Report: The Google Pixel 4 might have USB-C data transfer rate issues

While the Pixel 4 is a fantastic device, it does have some issues that will put certain people off. According to a new report, USB-C data transfer rates might be another Google Pixel 4 specific issue that you’ll have to mitigate.

For most people, this simply won’t be an issue, as plugging into a PC, Mac, Chromebook or Linux machine is often simply to charge. However, the testing team over at Android Authority found that the Google Pixel 4 appears to have slower than advertised data transfer rates over USB-C.

After some head-to-head testing, AA found that the Pixel 4 has USB-C data transfer rates that are, in some cases, twice as slow as some competitor devices.

To test out the Pixel’s USB transfer speeds, I transferred a sizeable 10.8GB .mp4 file from my computer’s Desktop to the phones’ onboard storage. The data is sent over my PC’s USB-C port at 3.1 10Gbps speeds. We reversed the process for a read time too, and ran identical tests on a suite of other Android devices.

Each device was set to “transfer files over USB” and had all their apps closed. The only open application in the foreground on my computer was Windows Explorer. We ran each test three times to ensure no outliers were worming their way in. We recorded the fastest times of each run here.

DATA SUPPLIED
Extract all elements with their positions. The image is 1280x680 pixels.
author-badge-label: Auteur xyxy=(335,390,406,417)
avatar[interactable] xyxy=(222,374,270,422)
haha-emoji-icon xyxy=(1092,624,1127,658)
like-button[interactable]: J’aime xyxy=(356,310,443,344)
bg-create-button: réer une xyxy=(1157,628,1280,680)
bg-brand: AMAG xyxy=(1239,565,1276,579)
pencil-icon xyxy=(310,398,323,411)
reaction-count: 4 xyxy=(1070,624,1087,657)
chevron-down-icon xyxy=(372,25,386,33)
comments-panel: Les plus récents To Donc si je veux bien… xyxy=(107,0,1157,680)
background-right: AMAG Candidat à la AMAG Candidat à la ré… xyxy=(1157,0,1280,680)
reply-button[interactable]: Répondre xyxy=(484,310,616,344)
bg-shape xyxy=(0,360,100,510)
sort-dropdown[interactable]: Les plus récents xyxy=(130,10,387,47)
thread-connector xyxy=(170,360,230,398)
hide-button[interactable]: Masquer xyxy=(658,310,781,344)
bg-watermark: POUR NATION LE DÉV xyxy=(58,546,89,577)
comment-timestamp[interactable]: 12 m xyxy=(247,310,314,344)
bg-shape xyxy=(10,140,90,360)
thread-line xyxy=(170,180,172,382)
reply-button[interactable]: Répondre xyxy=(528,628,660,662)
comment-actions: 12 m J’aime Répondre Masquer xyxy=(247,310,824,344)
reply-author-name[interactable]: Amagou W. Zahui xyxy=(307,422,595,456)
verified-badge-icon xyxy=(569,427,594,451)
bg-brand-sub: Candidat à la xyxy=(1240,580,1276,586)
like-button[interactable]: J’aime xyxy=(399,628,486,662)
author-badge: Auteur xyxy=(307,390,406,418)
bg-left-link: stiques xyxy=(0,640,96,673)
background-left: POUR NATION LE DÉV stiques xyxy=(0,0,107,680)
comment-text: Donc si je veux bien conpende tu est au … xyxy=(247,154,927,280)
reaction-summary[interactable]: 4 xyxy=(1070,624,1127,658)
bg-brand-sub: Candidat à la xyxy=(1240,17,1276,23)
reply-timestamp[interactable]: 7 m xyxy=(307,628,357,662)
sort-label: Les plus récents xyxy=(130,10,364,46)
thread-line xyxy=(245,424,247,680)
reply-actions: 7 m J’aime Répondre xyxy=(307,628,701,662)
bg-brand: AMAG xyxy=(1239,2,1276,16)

EXERCISE
Answer these questions from the Pixel 4 report:
(a) Which testing team found the slower than advertised transfer rates?
(b) How large was the file used in the transfer test?
(c) How many times was each test run?

SOLUTION
(a) The testing team at Android Authority.
(b) 10.8GB, an .mp4 file.
(c) Three times.